-- START SOURCE RECORDS --

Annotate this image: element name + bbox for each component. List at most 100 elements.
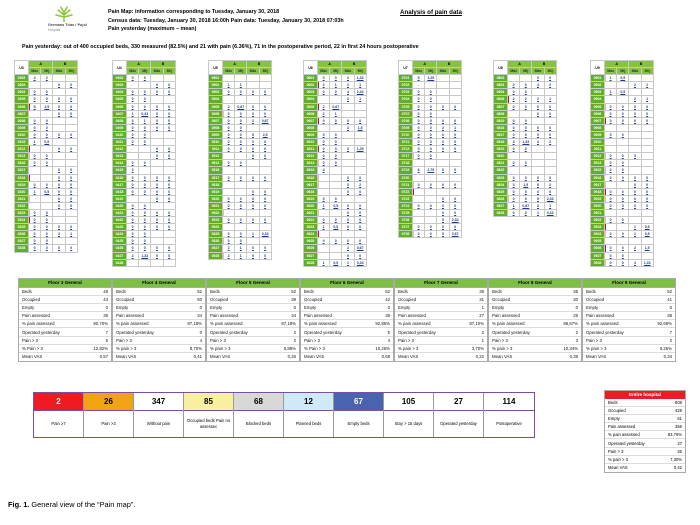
pain-cell-b[interactable]: 1 [64,230,78,239]
pain-cell-b[interactable]: 0 [162,223,176,232]
pain-cell-a[interactable]: 0 [424,152,438,161]
bed-number[interactable]: 0911 [590,145,605,154]
pain-cell-a[interactable]: 0 [329,194,343,203]
pain-cell-b[interactable]: 2,33 [543,194,557,203]
pain-cell-a[interactable]: 0 [424,180,438,189]
bed-row[interactable]: 0808..00 [493,109,557,118]
bed-number[interactable]: 0712 [398,145,413,154]
pain-cell-a[interactable]: . [411,159,426,168]
bed-row[interactable]: 0725..00 [398,208,462,218]
pain-cell-b[interactable]: 3 [341,123,355,132]
pain-cell-b[interactable]: 0 [150,109,164,118]
pain-cell-a[interactable]: 0 [221,145,236,154]
bed-number[interactable]: 0720 [398,173,413,182]
pain-cell-b[interactable]: . [640,130,654,140]
bed-row[interactable]: 0718.... [398,159,462,168]
pain-cell-a[interactable]: 4 [506,138,521,147]
pain-cell-a[interactable]: 0 [411,230,426,239]
pain-cell-a[interactable]: 0 [138,237,152,246]
bed-row[interactable]: 0501.... [208,74,272,83]
pain-cell-b[interactable]: . [150,138,164,147]
bed-number[interactable]: 0418 [112,187,127,196]
bed-row[interactable]: 0403..00 [112,81,176,90]
pain-cell-b[interactable]: . [162,166,176,175]
bed-row[interactable]: 0705 0 0 0 0 [398,102,462,111]
pain-cell-b[interactable]: . [628,251,642,260]
pain-cell-b[interactable]: . [258,223,272,232]
pain-cell-b[interactable]: 0,67 [353,244,367,253]
pain-cell-a[interactable]: . [329,123,343,132]
bed-row[interactable]: 0421 0 0 0 0 [112,208,176,218]
pain-cell-b[interactable]: 0 [150,173,164,182]
bed-number[interactable]: 0409 [112,123,127,132]
pain-cell-a[interactable]: 1 [138,116,152,125]
bed-number[interactable]: 0807 [493,102,508,111]
pain-cell-a[interactable]: 0 [27,116,42,125]
pain-cell-a[interactable]: . [221,187,236,196]
bed-row[interactable]: 0524.... [208,223,272,232]
pain-cell-b[interactable]: 0 [448,194,462,203]
pain-cell-a[interactable]: . [138,152,152,161]
bed-number[interactable]: 0508 [208,123,223,132]
pain-cell-a[interactable]: . [616,237,630,246]
pain-cell-a[interactable]: 0 [234,194,248,203]
pain-cell-a[interactable]: 0 [616,130,630,140]
pain-cell-a[interactable]: 0 [519,88,533,97]
pain-cell-b[interactable]: 0 [52,173,66,182]
pain-cell-b[interactable]: . [341,159,355,168]
pain-cell-b[interactable]: 3 [341,180,355,189]
pain-cell-a[interactable]: 0 [125,123,140,132]
pain-cell-a[interactable]: . [27,81,42,90]
pain-cell-b[interactable]: . [448,173,462,182]
bed-row[interactable]: 0803 0 0 4 2 [493,81,557,90]
pain-cell-a[interactable]: . [40,109,54,118]
pain-cell-a[interactable]: . [411,194,426,203]
bed-row[interactable]: 0702.... [398,81,462,90]
pain-cell-a[interactable]: 0 [506,102,521,111]
pain-cell-a[interactable]: 2 [125,251,140,260]
pain-cell-b[interactable]: 0 [52,145,66,154]
bed-row[interactable]: 0609 0 0 8 2,6 [303,130,367,140]
pain-cell-a[interactable]: 0 [411,116,426,125]
bed-number[interactable]: 0520 [208,194,223,203]
pain-cell-a[interactable]: 0 [316,194,331,203]
pain-cell-a[interactable]: 0 [40,223,54,232]
pain-cell-a[interactable]: 0 [424,102,438,111]
bed-row[interactable]: 0826 0 0 5 2,33 [493,194,557,203]
pain-cell-a[interactable]: 0 [616,173,630,182]
pain-cell-b[interactable]: . [258,180,272,189]
pain-cell-a[interactable]: 0 [125,95,140,104]
pain-cell-b[interactable]: . [64,152,78,161]
pain-cell-a[interactable]: 0 [329,88,343,97]
pain-cell-a[interactable]: 0 [506,88,521,97]
pain-cell-b[interactable]: 0 [436,145,450,154]
pain-cell-a[interactable]: 0 [316,74,331,83]
pain-cell-b[interactable]: 0 [246,187,260,196]
pain-cell-b[interactable]: 0 [436,208,450,218]
pain-cell-a[interactable]: 0 [27,152,42,161]
bed-number[interactable]: 0910 [590,138,605,147]
pain-cell-b[interactable]: . [150,74,164,83]
pain-cell-b[interactable]: . [150,201,164,210]
pain-cell-b[interactable]: . [640,208,654,218]
pain-cell-a[interactable]: 6 [411,166,426,175]
pain-cell-b[interactable]: 0 [543,109,557,118]
pain-cell-b[interactable]: . [353,230,367,239]
pain-cell-a[interactable]: 0 [316,152,331,161]
pain-cell-b[interactable]: 0 [341,223,355,232]
pain-cell-b[interactable]: . [640,251,654,260]
bed-number[interactable]: 0322 [14,201,29,210]
pain-cell-b[interactable]: 0 [258,251,272,260]
pain-cell-a[interactable]: 0 [424,201,438,210]
pain-cell-a[interactable]: 0 [424,138,438,147]
pain-cell-b[interactable]: . [258,123,272,132]
bed-number[interactable]: 0324 [14,216,29,225]
pain-cell-b[interactable]: 2,67 [448,230,462,239]
bed-number[interactable]: 0323 [14,208,29,218]
pain-cell-a[interactable]: 0 [27,88,42,97]
pain-cell-b[interactable]: 0 [436,130,450,140]
bed-number[interactable]: 0410 [112,130,127,140]
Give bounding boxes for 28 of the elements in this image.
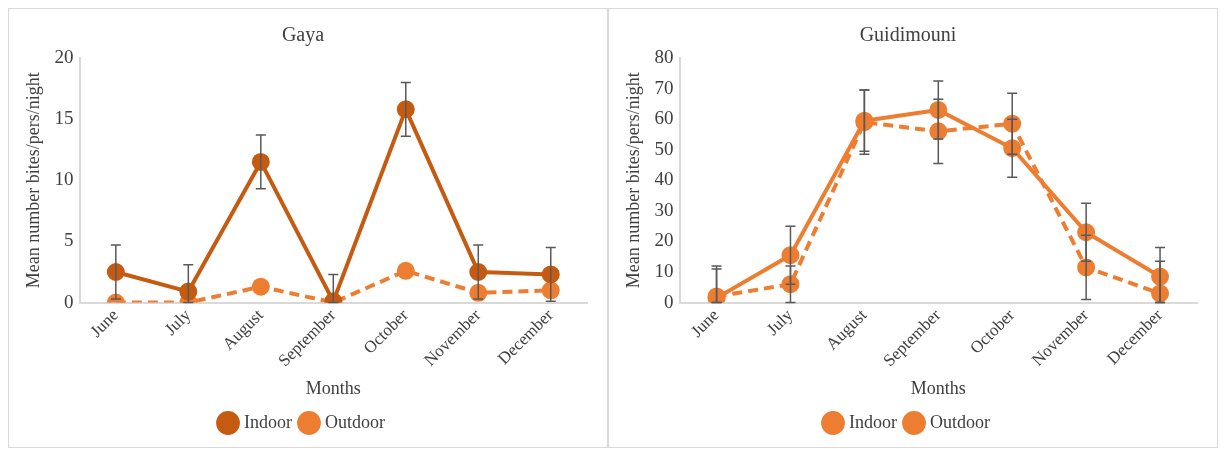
y-tick-label: 40 bbox=[654, 168, 674, 190]
y-tick-label: 30 bbox=[654, 198, 674, 220]
x-tick-label: July bbox=[762, 304, 797, 339]
legend-label: Outdoor bbox=[930, 411, 990, 432]
legend-label: Indoor bbox=[244, 411, 293, 432]
y-tick-label: 20 bbox=[54, 45, 74, 67]
chart-title: Gaya bbox=[281, 23, 325, 47]
y-tick-label: 0 bbox=[64, 290, 74, 312]
x-tick-label: June bbox=[687, 305, 723, 341]
y-tick-label: 20 bbox=[654, 229, 674, 251]
y-tick-label: 70 bbox=[654, 76, 674, 98]
y-tick-label: 60 bbox=[654, 107, 674, 129]
y-axis-title: Mean number bites/pers/night bbox=[22, 72, 43, 289]
legend-label: Indoor bbox=[849, 411, 898, 432]
x-tick-label: June bbox=[86, 305, 122, 341]
x-axis-title: Months bbox=[910, 377, 966, 398]
y-tick-label: 10 bbox=[54, 168, 74, 190]
y-tick-label: 80 bbox=[654, 45, 674, 67]
y-tick-label: 10 bbox=[654, 259, 674, 281]
x-axis-title: Months bbox=[305, 377, 361, 398]
x-tick-label: July bbox=[160, 304, 195, 339]
y-tick-label: 15 bbox=[54, 107, 74, 129]
legend-label: Outdoor bbox=[325, 411, 385, 432]
y-axis-title: Mean number bites/pers/night bbox=[622, 72, 643, 289]
y-tick-label: 5 bbox=[64, 229, 74, 251]
y-tick-label: 0 bbox=[664, 290, 674, 312]
y-tick-label: 50 bbox=[654, 137, 674, 159]
chart-title: Guidimouni bbox=[859, 23, 957, 46]
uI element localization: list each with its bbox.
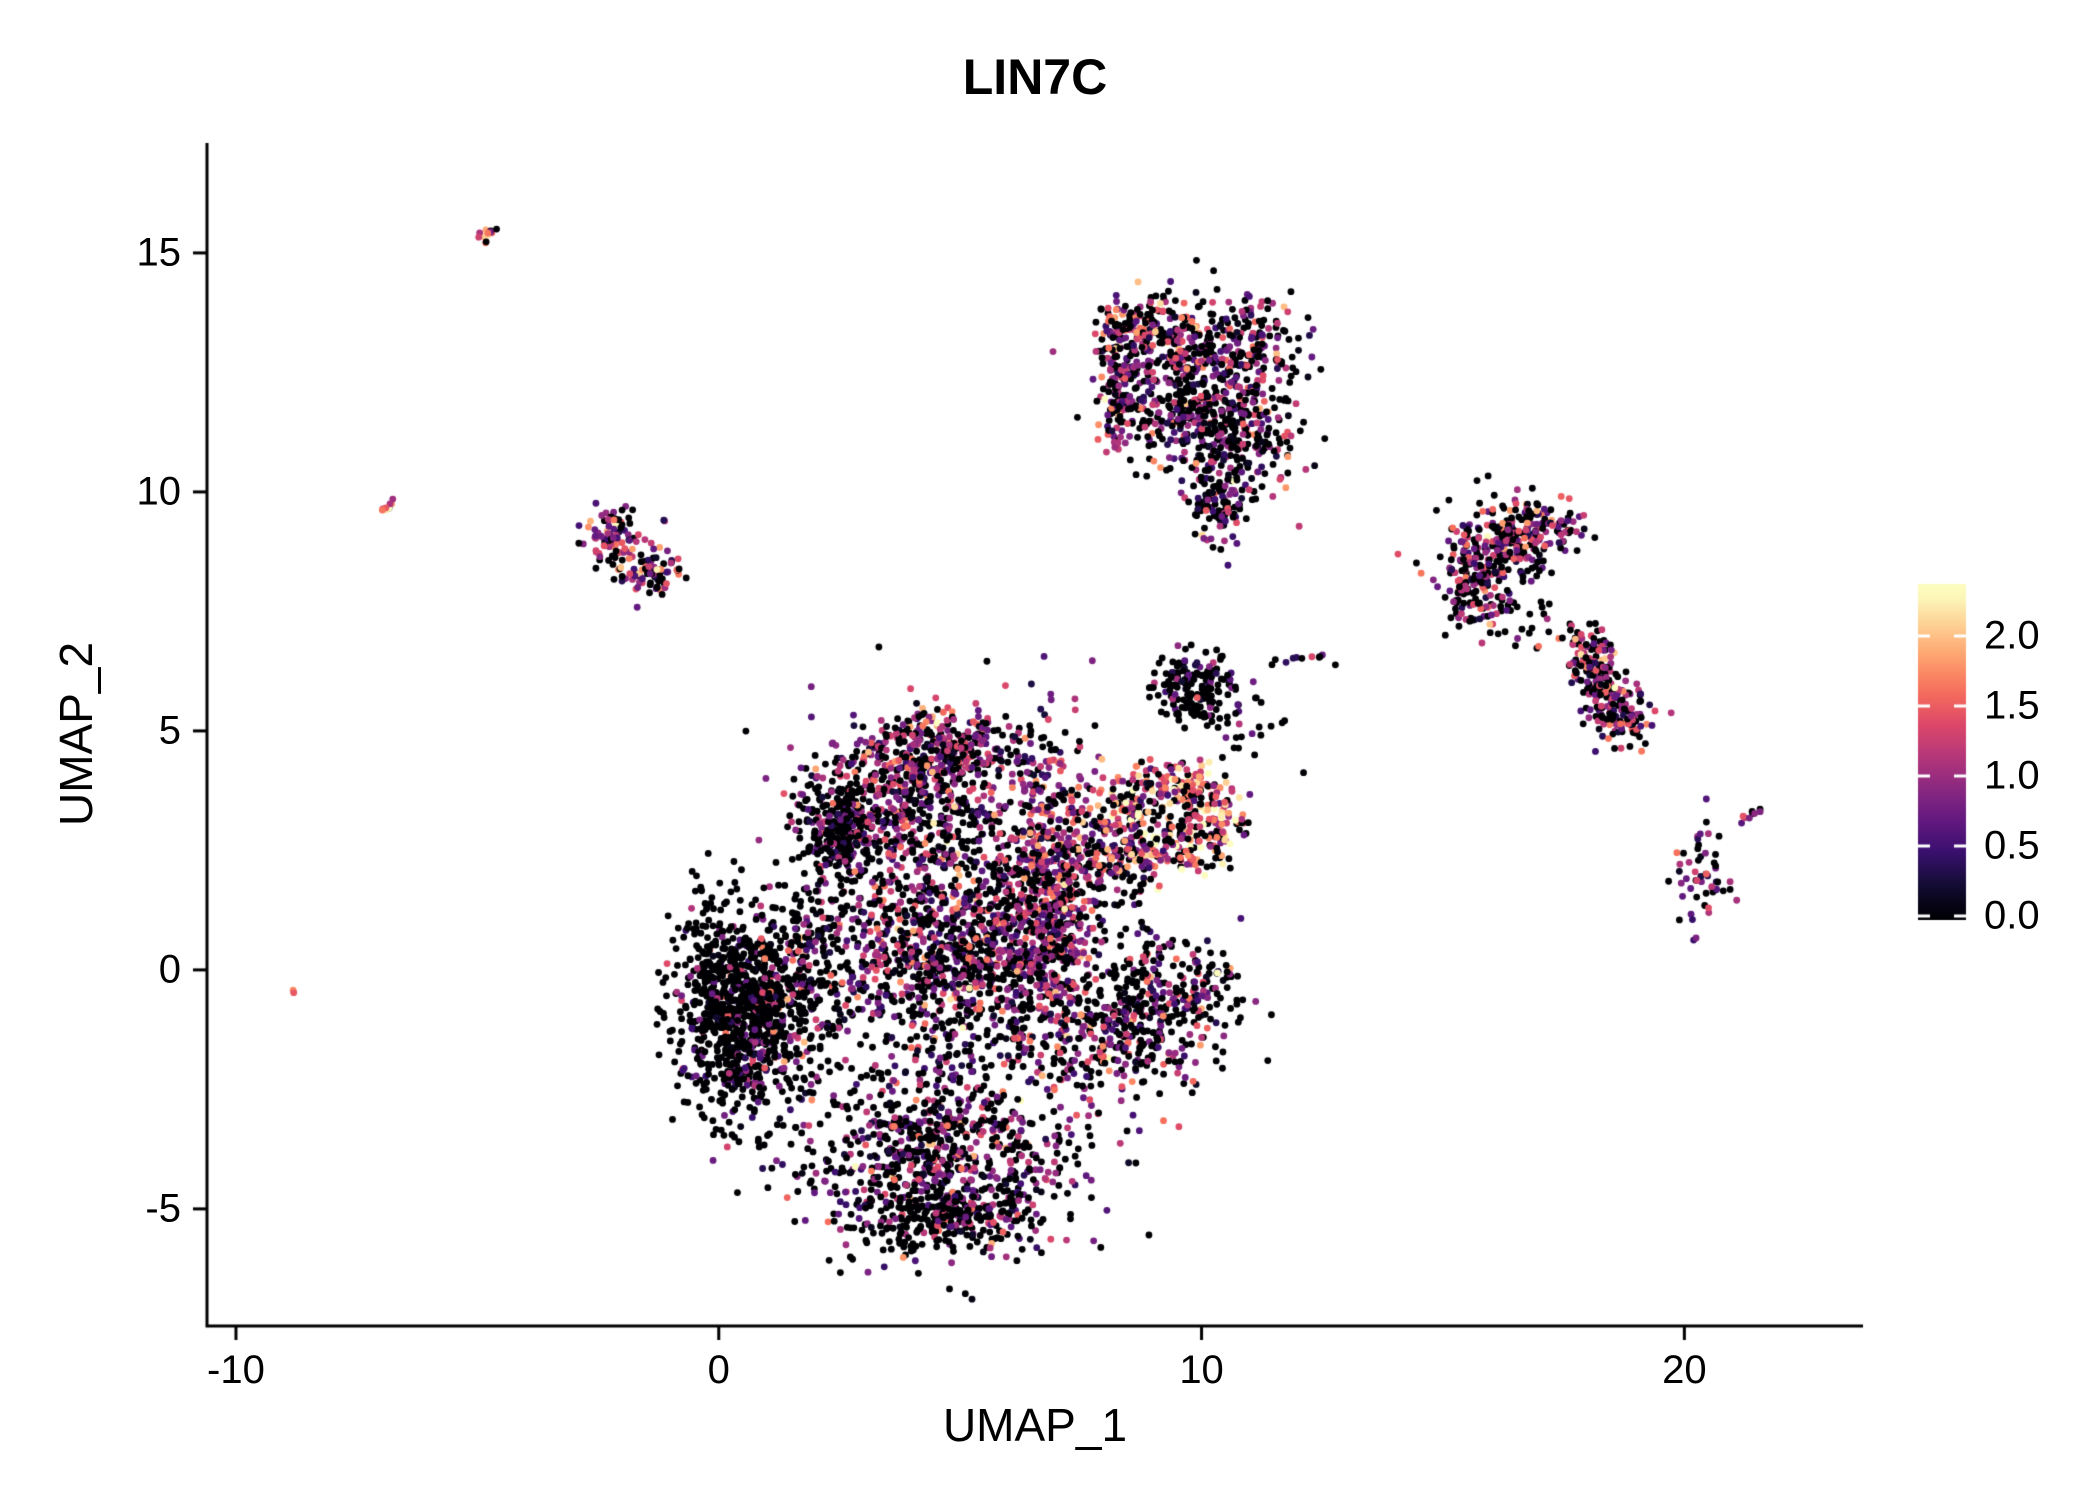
colorbar-tick-label: 0.5 xyxy=(1984,823,2040,868)
x-tick-label: 0 xyxy=(707,1348,730,1392)
plot-title: LIN7C xyxy=(962,49,1108,105)
colorbar-tick-label: 1.0 xyxy=(1984,753,2040,798)
colorbar-tick-label: 1.5 xyxy=(1984,683,2040,728)
y-axis-label: UMAP_2 xyxy=(50,641,102,827)
x-tick-label: 10 xyxy=(1179,1348,1224,1392)
y-tick-label: -5 xyxy=(145,1186,181,1231)
colorbar-tick-label: 0.0 xyxy=(1984,893,2040,938)
colorbar-tick-label: 2.0 xyxy=(1984,613,2040,658)
x-tick-label: -10 xyxy=(207,1348,265,1392)
y-tick-label: 0 xyxy=(158,947,181,992)
y-tick-label: 15 xyxy=(136,230,182,275)
y-tick-label: 5 xyxy=(158,708,181,753)
x-tick-label: 20 xyxy=(1662,1348,1707,1392)
y-tick-label: 10 xyxy=(136,469,182,514)
x-axis-label: UMAP_1 xyxy=(942,1399,1128,1451)
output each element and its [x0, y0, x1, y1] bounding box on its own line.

-- END SOURCE RECORDS --

__TASK REQUIREMENTS__: Please format the material as a Markdown table with the columns Row and Material line, numbering each row and leaving out blank lines. Begin at the line that has "y-tick-label: 40 bbox=[654, 168, 674, 190]" and stop after the line that has "y-tick-label: 60 bbox=[654, 107, 674, 129]".

__PROBLEM SOLUTION__:
| Row | Material line |
|---|---|
| 1 | y-tick-label: 40 bbox=[654, 168, 674, 190] |
| 2 | y-tick-label: 30 bbox=[654, 198, 674, 220] |
| 3 | x-tick-label: July bbox=[762, 304, 797, 339] |
| 4 | legend-label: Outdoor bbox=[930, 411, 990, 432] |
| 5 | legend-label: Indoor bbox=[244, 411, 293, 432] |
| 6 | y-tick-label: 20 bbox=[54, 45, 74, 67] |
| 7 | chart-title: Gaya bbox=[281, 23, 325, 47] |
| 8 | y-tick-label: 0 bbox=[64, 290, 74, 312] |
| 9 | x-tick-label: June bbox=[687, 305, 723, 341] |
| 10 | y-tick-label: 20 bbox=[654, 229, 674, 251] |
| 11 | y-tick-label: 70 bbox=[654, 76, 674, 98] |
| 12 | y-tick-label: 60 bbox=[654, 107, 674, 129] |